Listed entries =
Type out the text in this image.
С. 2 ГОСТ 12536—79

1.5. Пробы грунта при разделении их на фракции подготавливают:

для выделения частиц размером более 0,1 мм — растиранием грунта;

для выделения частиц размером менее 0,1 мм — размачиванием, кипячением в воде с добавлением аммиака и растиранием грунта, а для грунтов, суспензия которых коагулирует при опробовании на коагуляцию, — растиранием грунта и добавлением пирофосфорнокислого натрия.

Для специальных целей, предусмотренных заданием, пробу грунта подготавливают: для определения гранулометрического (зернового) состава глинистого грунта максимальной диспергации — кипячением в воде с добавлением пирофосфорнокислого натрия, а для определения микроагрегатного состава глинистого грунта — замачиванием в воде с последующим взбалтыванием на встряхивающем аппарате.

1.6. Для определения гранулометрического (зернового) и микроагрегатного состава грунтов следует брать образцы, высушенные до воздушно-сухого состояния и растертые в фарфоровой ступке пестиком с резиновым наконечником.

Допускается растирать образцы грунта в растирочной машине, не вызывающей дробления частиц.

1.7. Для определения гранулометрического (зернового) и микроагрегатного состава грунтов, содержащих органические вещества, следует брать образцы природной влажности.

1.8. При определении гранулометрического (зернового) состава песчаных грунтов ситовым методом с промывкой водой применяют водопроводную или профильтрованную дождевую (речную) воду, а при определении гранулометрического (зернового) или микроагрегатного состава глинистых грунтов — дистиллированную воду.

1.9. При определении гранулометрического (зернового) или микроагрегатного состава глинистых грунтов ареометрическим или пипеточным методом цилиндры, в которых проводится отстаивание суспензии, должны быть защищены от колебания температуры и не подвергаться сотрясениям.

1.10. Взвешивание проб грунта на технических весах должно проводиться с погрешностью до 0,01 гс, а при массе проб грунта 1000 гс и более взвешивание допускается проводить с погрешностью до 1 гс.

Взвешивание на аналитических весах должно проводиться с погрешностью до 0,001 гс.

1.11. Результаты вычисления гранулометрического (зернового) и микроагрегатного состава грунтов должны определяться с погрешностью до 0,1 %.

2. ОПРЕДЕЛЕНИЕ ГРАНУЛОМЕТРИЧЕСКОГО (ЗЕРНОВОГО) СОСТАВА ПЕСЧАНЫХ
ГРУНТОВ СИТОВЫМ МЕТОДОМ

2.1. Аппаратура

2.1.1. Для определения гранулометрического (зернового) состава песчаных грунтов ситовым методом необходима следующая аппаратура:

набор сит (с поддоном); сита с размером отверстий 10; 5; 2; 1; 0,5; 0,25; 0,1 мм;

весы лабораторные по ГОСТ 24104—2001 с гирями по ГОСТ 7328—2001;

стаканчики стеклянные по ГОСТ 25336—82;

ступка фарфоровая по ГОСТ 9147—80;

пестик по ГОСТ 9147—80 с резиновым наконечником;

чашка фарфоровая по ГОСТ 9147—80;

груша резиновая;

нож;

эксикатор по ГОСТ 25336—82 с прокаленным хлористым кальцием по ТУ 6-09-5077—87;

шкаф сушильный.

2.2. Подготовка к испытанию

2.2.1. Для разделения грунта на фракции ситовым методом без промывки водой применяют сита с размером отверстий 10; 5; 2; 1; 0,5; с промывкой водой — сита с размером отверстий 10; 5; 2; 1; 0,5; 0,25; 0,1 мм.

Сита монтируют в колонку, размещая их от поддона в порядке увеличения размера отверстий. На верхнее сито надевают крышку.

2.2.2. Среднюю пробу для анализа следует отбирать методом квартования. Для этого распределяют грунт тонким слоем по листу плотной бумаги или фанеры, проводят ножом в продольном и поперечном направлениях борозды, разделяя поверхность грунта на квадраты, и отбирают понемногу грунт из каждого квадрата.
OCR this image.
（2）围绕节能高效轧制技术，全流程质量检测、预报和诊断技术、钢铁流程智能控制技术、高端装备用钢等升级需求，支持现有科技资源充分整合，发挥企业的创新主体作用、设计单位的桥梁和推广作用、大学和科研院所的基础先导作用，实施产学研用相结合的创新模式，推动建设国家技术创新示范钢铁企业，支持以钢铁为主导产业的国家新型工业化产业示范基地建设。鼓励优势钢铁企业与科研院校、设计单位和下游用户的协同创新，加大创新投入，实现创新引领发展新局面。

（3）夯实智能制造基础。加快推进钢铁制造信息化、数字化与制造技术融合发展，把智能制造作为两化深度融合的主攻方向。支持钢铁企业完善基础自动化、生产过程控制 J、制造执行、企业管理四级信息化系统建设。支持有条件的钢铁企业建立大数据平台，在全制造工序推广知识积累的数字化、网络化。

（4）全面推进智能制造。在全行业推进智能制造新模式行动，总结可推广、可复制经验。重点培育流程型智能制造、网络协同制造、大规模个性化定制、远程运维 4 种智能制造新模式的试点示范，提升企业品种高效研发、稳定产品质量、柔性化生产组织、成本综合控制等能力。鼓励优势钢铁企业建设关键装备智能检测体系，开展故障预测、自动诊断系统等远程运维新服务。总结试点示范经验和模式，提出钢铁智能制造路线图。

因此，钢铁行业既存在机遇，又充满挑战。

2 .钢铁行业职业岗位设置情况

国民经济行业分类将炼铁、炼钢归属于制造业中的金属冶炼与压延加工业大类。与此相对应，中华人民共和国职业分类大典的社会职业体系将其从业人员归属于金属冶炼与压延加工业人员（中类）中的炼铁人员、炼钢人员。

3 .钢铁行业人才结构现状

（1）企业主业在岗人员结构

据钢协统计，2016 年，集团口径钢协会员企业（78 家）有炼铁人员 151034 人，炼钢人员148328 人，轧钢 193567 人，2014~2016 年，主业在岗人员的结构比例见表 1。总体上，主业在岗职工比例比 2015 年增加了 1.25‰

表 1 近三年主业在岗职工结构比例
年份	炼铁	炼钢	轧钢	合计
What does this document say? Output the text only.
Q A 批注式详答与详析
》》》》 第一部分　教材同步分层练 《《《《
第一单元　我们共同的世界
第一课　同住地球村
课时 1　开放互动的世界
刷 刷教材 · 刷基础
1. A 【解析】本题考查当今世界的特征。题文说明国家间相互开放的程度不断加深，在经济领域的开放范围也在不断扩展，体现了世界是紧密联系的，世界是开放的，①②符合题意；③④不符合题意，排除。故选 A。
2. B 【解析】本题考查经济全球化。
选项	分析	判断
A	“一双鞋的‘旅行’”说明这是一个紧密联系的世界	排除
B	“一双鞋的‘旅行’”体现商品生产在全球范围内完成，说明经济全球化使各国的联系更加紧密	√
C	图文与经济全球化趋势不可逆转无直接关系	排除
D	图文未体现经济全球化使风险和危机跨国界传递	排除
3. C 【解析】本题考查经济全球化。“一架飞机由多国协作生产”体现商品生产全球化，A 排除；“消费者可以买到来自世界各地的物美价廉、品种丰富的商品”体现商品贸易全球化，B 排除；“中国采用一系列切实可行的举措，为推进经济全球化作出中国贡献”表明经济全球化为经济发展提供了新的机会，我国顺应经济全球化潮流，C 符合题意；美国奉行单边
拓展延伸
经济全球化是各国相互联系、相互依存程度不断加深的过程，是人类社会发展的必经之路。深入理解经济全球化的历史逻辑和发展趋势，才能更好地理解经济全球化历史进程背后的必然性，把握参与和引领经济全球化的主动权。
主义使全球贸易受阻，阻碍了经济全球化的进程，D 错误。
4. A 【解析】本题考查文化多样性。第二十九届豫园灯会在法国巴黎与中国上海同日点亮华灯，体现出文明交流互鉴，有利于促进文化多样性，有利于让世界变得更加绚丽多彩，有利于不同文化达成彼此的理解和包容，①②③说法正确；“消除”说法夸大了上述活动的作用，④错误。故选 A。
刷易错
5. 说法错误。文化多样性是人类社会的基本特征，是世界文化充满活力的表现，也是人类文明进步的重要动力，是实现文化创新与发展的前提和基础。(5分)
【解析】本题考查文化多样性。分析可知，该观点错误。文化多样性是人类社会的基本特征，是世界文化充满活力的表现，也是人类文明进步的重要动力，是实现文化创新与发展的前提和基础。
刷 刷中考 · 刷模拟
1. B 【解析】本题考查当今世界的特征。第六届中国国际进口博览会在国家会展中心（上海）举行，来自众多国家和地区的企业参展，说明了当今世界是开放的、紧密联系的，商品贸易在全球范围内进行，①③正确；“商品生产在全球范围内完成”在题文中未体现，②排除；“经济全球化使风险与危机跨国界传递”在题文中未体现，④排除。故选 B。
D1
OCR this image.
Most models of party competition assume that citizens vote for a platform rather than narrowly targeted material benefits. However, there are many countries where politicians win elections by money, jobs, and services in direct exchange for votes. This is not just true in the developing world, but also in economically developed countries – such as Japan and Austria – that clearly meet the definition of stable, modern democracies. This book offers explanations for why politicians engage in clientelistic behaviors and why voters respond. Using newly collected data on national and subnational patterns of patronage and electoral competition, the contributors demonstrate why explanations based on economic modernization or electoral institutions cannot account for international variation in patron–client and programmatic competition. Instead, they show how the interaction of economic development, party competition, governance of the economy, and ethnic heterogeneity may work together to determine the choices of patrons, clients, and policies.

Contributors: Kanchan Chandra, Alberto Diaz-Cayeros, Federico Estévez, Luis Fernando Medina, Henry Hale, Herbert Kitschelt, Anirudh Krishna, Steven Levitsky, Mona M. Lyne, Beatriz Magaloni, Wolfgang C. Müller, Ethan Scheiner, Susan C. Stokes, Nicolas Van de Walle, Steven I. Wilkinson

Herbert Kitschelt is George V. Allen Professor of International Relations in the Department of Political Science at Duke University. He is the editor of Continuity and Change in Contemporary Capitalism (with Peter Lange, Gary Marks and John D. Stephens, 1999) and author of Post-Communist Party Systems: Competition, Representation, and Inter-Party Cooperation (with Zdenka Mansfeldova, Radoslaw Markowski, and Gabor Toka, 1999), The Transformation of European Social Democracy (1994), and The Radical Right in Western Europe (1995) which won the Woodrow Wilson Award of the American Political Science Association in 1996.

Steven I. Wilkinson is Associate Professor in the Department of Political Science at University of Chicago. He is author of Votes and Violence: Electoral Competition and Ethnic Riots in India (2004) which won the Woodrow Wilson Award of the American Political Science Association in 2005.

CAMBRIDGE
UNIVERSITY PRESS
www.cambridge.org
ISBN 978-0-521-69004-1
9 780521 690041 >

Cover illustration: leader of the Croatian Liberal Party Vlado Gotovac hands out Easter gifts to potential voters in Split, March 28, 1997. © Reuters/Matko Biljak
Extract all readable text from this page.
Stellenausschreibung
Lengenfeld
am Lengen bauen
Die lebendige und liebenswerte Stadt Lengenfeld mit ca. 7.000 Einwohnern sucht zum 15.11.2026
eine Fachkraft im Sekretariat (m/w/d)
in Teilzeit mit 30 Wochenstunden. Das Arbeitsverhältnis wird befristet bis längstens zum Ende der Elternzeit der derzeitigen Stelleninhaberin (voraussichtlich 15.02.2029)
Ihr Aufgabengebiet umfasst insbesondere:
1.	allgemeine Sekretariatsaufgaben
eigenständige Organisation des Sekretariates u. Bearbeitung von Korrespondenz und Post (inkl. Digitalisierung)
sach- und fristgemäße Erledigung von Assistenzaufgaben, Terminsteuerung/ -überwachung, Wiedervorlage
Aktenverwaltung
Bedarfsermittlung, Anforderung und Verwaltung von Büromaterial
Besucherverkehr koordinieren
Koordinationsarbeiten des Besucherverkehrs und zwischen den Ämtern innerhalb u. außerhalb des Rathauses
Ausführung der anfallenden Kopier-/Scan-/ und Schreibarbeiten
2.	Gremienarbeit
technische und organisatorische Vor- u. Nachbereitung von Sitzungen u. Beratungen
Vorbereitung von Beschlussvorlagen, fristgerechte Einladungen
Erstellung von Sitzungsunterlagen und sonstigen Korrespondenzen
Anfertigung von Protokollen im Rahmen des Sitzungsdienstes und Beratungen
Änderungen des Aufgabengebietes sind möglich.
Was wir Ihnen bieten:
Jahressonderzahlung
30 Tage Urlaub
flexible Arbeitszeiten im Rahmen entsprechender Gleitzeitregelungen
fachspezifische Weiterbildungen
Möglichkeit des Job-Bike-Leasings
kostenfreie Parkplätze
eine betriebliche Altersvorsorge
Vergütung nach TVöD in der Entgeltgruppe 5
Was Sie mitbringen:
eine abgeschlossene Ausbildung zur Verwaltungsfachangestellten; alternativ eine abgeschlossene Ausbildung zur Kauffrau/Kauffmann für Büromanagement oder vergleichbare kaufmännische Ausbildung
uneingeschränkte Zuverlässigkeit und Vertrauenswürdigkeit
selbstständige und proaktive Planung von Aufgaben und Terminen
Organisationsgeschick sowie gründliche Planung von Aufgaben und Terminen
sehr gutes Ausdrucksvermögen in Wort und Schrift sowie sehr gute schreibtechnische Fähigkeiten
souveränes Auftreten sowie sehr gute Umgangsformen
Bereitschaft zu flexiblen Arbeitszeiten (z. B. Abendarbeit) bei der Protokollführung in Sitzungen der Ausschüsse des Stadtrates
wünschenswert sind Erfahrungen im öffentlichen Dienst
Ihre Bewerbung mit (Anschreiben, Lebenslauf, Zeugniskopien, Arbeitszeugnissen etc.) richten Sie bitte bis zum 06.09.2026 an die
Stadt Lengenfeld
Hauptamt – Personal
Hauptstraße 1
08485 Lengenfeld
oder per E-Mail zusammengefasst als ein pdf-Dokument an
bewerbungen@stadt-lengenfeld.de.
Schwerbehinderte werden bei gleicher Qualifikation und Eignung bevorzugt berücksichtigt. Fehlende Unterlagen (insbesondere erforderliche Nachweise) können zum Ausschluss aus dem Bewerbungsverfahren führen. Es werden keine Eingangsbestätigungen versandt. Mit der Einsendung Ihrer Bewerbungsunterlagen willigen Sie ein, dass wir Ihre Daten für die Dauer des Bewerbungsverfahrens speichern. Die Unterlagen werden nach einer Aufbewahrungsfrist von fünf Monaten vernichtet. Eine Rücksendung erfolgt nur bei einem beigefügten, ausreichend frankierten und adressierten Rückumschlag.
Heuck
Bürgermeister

Goal =
Look for the word "проводиться" in every line of the listing and copy the lines that have it.

Response below =
1.10. Взвешивание проб грунта на технических весах должно проводиться с погрешностью до 0,01 гс, а при массе проб грунта 1000 гс и более взвешивание допускается проводить с погрешностью до 1 гс.
Взвешивание на аналитических весах должно проводиться с погрешностью до 0,001 гс.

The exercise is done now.